== Extracted material ==

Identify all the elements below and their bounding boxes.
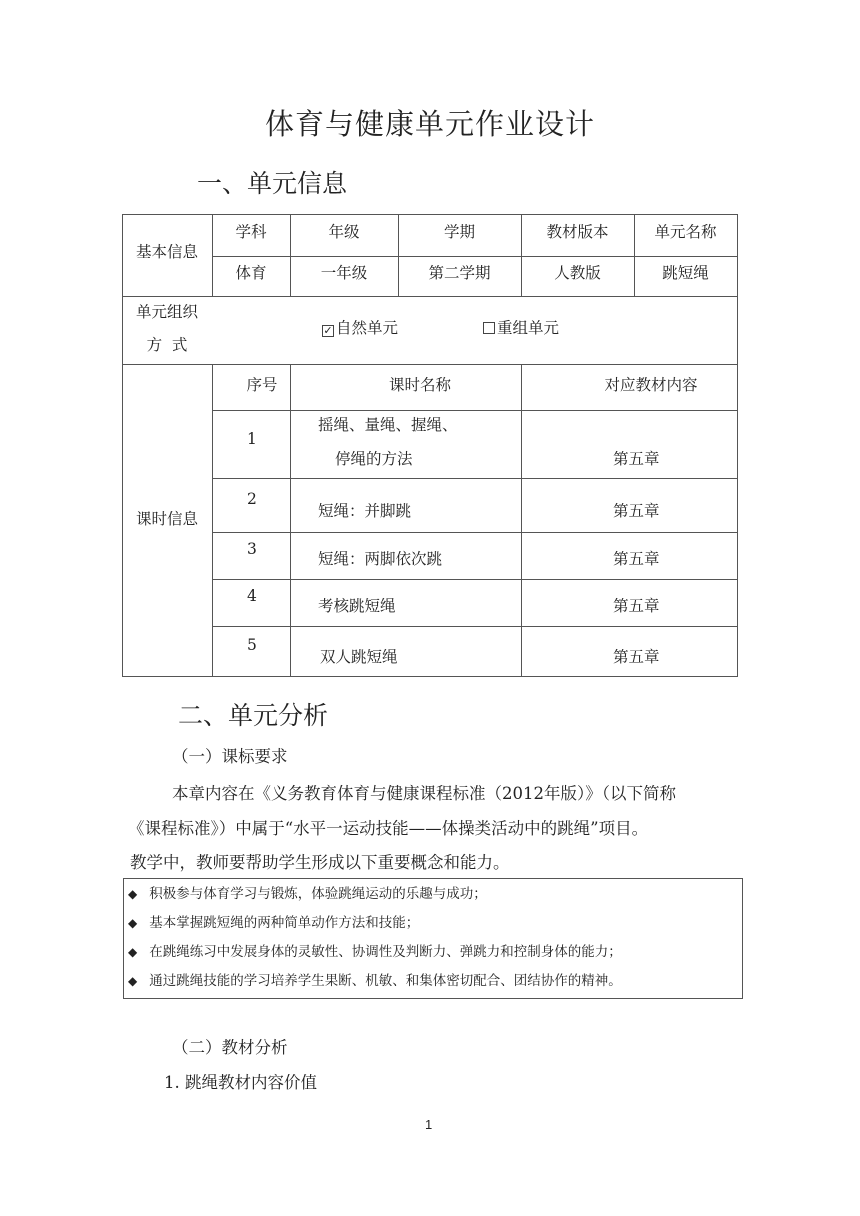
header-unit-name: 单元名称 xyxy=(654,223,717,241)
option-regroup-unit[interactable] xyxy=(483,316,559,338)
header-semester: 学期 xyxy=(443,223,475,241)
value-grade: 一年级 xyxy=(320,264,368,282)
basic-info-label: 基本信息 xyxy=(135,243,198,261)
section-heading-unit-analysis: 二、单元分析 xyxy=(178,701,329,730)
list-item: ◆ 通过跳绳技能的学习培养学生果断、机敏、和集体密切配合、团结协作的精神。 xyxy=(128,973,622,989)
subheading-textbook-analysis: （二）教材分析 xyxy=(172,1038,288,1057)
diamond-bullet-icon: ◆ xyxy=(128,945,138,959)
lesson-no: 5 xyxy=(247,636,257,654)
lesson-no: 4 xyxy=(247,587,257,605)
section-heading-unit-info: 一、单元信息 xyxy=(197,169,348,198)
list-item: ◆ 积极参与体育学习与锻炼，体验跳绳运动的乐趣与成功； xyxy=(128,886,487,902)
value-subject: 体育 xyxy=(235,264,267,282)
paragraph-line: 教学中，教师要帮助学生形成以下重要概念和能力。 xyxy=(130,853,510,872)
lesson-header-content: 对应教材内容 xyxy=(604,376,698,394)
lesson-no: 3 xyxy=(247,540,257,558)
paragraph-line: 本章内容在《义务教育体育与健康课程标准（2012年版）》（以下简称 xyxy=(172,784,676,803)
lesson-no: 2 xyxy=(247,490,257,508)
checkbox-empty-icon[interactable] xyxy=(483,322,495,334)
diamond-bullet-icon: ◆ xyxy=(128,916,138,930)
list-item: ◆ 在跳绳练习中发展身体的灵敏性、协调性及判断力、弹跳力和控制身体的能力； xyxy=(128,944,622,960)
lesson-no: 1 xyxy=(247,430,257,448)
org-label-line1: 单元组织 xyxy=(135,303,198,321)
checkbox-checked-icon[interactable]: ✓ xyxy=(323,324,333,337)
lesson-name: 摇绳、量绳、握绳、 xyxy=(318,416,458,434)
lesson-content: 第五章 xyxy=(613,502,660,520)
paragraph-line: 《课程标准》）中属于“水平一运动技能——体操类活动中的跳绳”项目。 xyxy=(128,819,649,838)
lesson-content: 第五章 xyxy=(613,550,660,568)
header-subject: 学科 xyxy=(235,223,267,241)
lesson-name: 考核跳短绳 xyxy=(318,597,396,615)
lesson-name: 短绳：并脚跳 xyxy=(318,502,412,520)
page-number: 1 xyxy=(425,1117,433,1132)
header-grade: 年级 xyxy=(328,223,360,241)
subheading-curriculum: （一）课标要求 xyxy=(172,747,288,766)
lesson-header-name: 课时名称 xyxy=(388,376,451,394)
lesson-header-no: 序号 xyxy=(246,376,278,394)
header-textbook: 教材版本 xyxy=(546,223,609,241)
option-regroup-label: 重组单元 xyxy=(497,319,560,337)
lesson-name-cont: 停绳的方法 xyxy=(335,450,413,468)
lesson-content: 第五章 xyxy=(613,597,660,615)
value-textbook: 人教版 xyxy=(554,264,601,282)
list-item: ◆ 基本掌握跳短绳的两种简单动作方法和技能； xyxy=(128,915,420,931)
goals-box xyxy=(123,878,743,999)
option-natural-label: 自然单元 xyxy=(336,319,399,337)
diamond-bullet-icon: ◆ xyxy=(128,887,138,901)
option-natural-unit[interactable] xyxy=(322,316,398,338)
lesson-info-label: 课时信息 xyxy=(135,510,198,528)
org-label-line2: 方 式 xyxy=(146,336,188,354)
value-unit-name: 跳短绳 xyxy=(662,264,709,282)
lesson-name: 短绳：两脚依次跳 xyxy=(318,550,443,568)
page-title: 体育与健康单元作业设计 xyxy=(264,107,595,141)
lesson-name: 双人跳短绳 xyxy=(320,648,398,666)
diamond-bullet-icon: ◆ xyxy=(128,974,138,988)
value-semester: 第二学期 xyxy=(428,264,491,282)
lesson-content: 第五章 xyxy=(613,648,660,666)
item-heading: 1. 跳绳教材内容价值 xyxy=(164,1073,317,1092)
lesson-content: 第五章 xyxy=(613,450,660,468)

===

Problem
Print the whole listing above again, line for line and without changing a single character. Leave the picture out.

The reply
Identify all the elements below and their bounding boxes.
header-unit-name: 单元名称 xyxy=(654,223,717,241)
option-regroup-unit[interactable] xyxy=(483,316,559,338)
header-semester: 学期 xyxy=(443,223,475,241)
value-grade: 一年级 xyxy=(320,264,368,282)
basic-info-label: 基本信息 xyxy=(135,243,198,261)
section-heading-unit-analysis: 二、单元分析 xyxy=(178,701,329,730)
list-item: ◆ 通过跳绳技能的学习培养学生果断、机敏、和集体密切配合、团结协作的精神。 xyxy=(128,973,622,989)
subheading-textbook-analysis: （二）教材分析 xyxy=(172,1038,288,1057)
diamond-bullet-icon: ◆ xyxy=(128,945,138,959)
lesson-no: 5 xyxy=(247,636,257,654)
lesson-no: 4 xyxy=(247,587,257,605)
section-heading-unit-info: 一、单元信息 xyxy=(197,169,348,198)
list-item: ◆ 积极参与体育学习与锻炼，体验跳绳运动的乐趣与成功； xyxy=(128,886,487,902)
value-subject: 体育 xyxy=(235,264,267,282)
paragraph-line: 教学中，教师要帮助学生形成以下重要概念和能力。 xyxy=(130,853,510,872)
lesson-header-content: 对应教材内容 xyxy=(604,376,698,394)
lesson-no: 3 xyxy=(247,540,257,558)
paragraph-line: 本章内容在《义务教育体育与健康课程标准（2012年版）》（以下简称 xyxy=(172,784,676,803)
lesson-no: 2 xyxy=(247,490,257,508)
checkbox-empty-icon[interactable] xyxy=(483,322,495,334)
diamond-bullet-icon: ◆ xyxy=(128,916,138,930)
list-item: ◆ 在跳绳练习中发展身体的灵敏性、协调性及判断力、弹跳力和控制身体的能力； xyxy=(128,944,622,960)
lesson-no: 1 xyxy=(247,430,257,448)
org-label-line1: 单元组织 xyxy=(135,303,198,321)
checkbox-checked-icon[interactable]: ✓ xyxy=(323,324,333,337)
lesson-name: 摇绳、量绳、握绳、 xyxy=(318,416,458,434)
lesson-content: 第五章 xyxy=(613,502,660,520)
paragraph-line: 《课程标准》）中属于“水平一运动技能——体操类活动中的跳绳”项目。 xyxy=(128,819,649,838)
lesson-content: 第五章 xyxy=(613,550,660,568)
header-subject: 学科 xyxy=(235,223,267,241)
lesson-name: 考核跳短绳 xyxy=(318,597,396,615)
lesson-name: 短绳：并脚跳 xyxy=(318,502,412,520)
page-number: 1 xyxy=(425,1117,433,1132)
header-grade: 年级 xyxy=(328,223,360,241)
subheading-curriculum: （一）课标要求 xyxy=(172,747,288,766)
lesson-header-name: 课时名称 xyxy=(388,376,451,394)
lesson-header-no: 序号 xyxy=(246,376,278,394)
header-textbook: 教材版本 xyxy=(546,223,609,241)
option-regroup-label: 重组单元 xyxy=(497,319,560,337)
lesson-name-cont: 停绳的方法 xyxy=(335,450,413,468)
lesson-content: 第五章 xyxy=(613,597,660,615)
value-textbook: 人教版 xyxy=(554,264,601,282)
list-item: ◆ 基本掌握跳短绳的两种简单动作方法和技能； xyxy=(128,915,420,931)
goals-box xyxy=(123,878,743,999)
option-natural-label: 自然单元 xyxy=(336,319,399,337)
diamond-bullet-icon: ◆ xyxy=(128,887,138,901)
option-natural-unit[interactable] xyxy=(322,316,398,338)
lesson-info-label: 课时信息 xyxy=(135,510,198,528)
org-label-line2: 方 式 xyxy=(146,336,188,354)
value-unit-name: 跳短绳 xyxy=(662,264,709,282)
lesson-name: 短绳：两脚依次跳 xyxy=(318,550,443,568)
page-title: 体育与健康单元作业设计 xyxy=(264,107,595,141)
lesson-name: 双人跳短绳 xyxy=(320,648,398,666)
diamond-bullet-icon: ◆ xyxy=(128,974,138,988)
value-semester: 第二学期 xyxy=(428,264,491,282)
lesson-content: 第五章 xyxy=(613,648,660,666)
item-heading: 1. 跳绳教材内容价值 xyxy=(164,1073,317,1092)
lesson-content: 第五章 xyxy=(613,450,660,468)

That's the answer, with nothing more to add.